Copy out the entries below, swapping "data-point" for "plotted-dot" wherever it occurs and keeping everything else unchanged.

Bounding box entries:

■ ■ ■

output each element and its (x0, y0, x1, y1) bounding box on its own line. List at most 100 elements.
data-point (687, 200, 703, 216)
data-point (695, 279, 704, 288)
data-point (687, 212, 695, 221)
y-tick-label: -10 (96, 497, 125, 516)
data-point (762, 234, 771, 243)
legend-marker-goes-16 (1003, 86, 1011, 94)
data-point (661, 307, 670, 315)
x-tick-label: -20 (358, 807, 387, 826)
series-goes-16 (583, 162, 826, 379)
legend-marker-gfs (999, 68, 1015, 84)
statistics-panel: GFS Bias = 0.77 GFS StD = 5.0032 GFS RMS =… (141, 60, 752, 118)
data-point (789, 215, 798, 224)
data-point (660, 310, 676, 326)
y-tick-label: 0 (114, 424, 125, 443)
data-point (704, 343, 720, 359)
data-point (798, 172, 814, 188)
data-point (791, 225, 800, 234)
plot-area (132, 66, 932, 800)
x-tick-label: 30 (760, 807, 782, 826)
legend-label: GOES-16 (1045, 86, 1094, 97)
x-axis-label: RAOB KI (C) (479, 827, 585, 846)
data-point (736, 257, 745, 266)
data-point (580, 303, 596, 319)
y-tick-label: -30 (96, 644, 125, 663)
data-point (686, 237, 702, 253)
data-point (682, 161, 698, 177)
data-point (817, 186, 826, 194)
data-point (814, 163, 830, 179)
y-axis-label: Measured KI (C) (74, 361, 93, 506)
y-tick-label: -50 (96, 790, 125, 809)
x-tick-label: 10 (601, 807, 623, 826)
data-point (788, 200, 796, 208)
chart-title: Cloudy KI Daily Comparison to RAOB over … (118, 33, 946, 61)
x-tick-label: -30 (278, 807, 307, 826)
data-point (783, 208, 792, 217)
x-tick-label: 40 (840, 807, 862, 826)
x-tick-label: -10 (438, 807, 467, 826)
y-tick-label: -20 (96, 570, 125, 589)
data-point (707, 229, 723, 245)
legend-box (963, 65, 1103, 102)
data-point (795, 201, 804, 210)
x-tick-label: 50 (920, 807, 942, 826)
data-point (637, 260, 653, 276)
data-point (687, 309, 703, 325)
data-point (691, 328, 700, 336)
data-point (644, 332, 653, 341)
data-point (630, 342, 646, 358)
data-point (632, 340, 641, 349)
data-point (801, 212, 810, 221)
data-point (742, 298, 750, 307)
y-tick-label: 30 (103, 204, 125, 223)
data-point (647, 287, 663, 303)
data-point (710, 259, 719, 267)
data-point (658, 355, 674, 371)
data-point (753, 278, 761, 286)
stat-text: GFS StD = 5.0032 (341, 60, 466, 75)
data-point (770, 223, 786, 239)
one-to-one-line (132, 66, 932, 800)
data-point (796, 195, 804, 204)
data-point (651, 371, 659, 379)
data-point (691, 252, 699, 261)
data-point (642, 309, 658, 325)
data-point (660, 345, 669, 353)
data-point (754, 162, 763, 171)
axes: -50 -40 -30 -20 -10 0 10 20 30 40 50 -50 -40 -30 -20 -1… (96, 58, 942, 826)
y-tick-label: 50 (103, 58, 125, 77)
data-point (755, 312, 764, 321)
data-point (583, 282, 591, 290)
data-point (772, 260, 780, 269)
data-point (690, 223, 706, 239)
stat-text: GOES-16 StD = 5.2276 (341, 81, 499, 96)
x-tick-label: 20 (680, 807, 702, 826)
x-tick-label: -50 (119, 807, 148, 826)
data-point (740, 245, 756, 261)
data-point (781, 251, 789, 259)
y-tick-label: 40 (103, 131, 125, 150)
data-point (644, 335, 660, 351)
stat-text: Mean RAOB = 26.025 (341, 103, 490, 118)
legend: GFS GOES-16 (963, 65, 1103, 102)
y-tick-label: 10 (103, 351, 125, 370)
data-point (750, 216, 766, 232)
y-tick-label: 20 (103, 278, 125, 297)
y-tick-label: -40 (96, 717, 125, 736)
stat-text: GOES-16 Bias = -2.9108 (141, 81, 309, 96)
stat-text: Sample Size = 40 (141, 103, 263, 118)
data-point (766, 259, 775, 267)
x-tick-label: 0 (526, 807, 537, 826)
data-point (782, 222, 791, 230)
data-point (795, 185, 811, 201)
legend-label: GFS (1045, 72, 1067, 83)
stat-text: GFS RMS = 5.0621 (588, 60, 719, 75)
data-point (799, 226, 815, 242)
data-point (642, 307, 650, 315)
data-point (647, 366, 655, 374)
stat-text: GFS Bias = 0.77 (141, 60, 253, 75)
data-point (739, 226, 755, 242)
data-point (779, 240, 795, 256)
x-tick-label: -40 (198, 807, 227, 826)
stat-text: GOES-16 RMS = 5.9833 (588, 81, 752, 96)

■ ■ ■

THE REPLY -
output each element and its (x0, y0, x1, y1) bounding box on its own line. List at most 100 elements.
plotted-dot (687, 200, 703, 216)
plotted-dot (695, 279, 704, 288)
plotted-dot (687, 212, 695, 221)
y-tick-label: -10 (96, 497, 125, 516)
plotted-dot (762, 234, 771, 243)
legend-marker-goes-16 (1003, 86, 1011, 94)
plotted-dot (661, 307, 670, 315)
x-tick-label: -20 (358, 807, 387, 826)
series-goes-16 (583, 162, 826, 379)
legend-marker-gfs (999, 68, 1015, 84)
statistics-panel: GFS Bias = 0.77 GFS StD = 5.0032 GFS RMS =… (141, 60, 752, 118)
plotted-dot (789, 215, 798, 224)
plotted-dot (660, 310, 676, 326)
y-tick-label: 0 (114, 424, 125, 443)
plotted-dot (704, 343, 720, 359)
plotted-dot (798, 172, 814, 188)
plotted-dot (791, 225, 800, 234)
plot-area (132, 66, 932, 800)
x-tick-label: 30 (760, 807, 782, 826)
legend-label: GOES-16 (1045, 86, 1094, 97)
x-axis-label: RAOB KI (C) (479, 827, 585, 846)
plotted-dot (736, 257, 745, 266)
plotted-dot (580, 303, 596, 319)
y-tick-label: -30 (96, 644, 125, 663)
plotted-dot (686, 237, 702, 253)
plotted-dot (682, 161, 698, 177)
plotted-dot (817, 186, 826, 194)
plotted-dot (814, 163, 830, 179)
y-axis-label: Measured KI (C) (74, 361, 93, 506)
y-tick-label: -50 (96, 790, 125, 809)
x-tick-label: 10 (601, 807, 623, 826)
plotted-dot (788, 200, 796, 208)
chart-title: Cloudy KI Daily Comparison to RAOB over … (118, 33, 946, 61)
x-tick-label: -30 (278, 807, 307, 826)
plotted-dot (783, 208, 792, 217)
x-tick-label: 40 (840, 807, 862, 826)
x-tick-label: -10 (438, 807, 467, 826)
y-tick-label: -20 (96, 570, 125, 589)
plotted-dot (707, 229, 723, 245)
legend-box (963, 65, 1103, 102)
plotted-dot (795, 201, 804, 210)
x-tick-label: 50 (920, 807, 942, 826)
plotted-dot (637, 260, 653, 276)
plotted-dot (687, 309, 703, 325)
plotted-dot (691, 328, 700, 336)
plotted-dot (644, 332, 653, 341)
plotted-dot (630, 342, 646, 358)
plotted-dot (632, 340, 641, 349)
plotted-dot (801, 212, 810, 221)
plotted-dot (742, 298, 750, 307)
y-tick-label: 30 (103, 204, 125, 223)
plotted-dot (647, 287, 663, 303)
plotted-dot (710, 259, 719, 267)
plotted-dot (658, 355, 674, 371)
plotted-dot (753, 278, 761, 286)
stat-text: GFS StD = 5.0032 (341, 60, 466, 75)
plotted-dot (770, 223, 786, 239)
one-to-one-line (132, 66, 932, 800)
plotted-dot (796, 195, 804, 204)
plotted-dot (651, 371, 659, 379)
plotted-dot (691, 252, 699, 261)
plotted-dot (642, 309, 658, 325)
plotted-dot (660, 345, 669, 353)
plotted-dot (754, 162, 763, 171)
axes: -50 -40 -30 -20 -10 0 10 20 30 40 50 -50 -40 -30 -20 -1… (96, 58, 942, 826)
y-tick-label: 50 (103, 58, 125, 77)
plotted-dot (755, 312, 764, 321)
plotted-dot (583, 282, 591, 290)
plotted-dot (772, 260, 780, 269)
plotted-dot (690, 223, 706, 239)
stat-text: GOES-16 StD = 5.2276 (341, 81, 499, 96)
x-tick-label: 20 (680, 807, 702, 826)
x-tick-label: -50 (119, 807, 148, 826)
plotted-dot (740, 245, 756, 261)
plotted-dot (781, 251, 789, 259)
y-tick-label: 40 (103, 131, 125, 150)
plotted-dot (644, 335, 660, 351)
stat-text: Mean RAOB = 26.025 (341, 103, 490, 118)
legend: GFS GOES-16 (963, 65, 1103, 102)
y-tick-label: 10 (103, 351, 125, 370)
plotted-dot (750, 216, 766, 232)
y-tick-label: 20 (103, 278, 125, 297)
y-tick-label: -40 (96, 717, 125, 736)
stat-text: GOES-16 Bias = -2.9108 (141, 81, 309, 96)
stat-text: Sample Size = 40 (141, 103, 263, 118)
plotted-dot (766, 259, 775, 267)
x-tick-label: 0 (526, 807, 537, 826)
plotted-dot (782, 222, 791, 230)
plotted-dot (795, 185, 811, 201)
legend-label: GFS (1045, 72, 1067, 83)
stat-text: GFS RMS = 5.0621 (588, 60, 719, 75)
plotted-dot (799, 226, 815, 242)
plotted-dot (642, 307, 650, 315)
plotted-dot (647, 366, 655, 374)
stat-text: GFS Bias = 0.77 (141, 60, 253, 75)
plotted-dot (739, 226, 755, 242)
plotted-dot (779, 240, 795, 256)
x-tick-label: -40 (198, 807, 227, 826)
stat-text: GOES-16 RMS = 5.9833 (588, 81, 752, 96)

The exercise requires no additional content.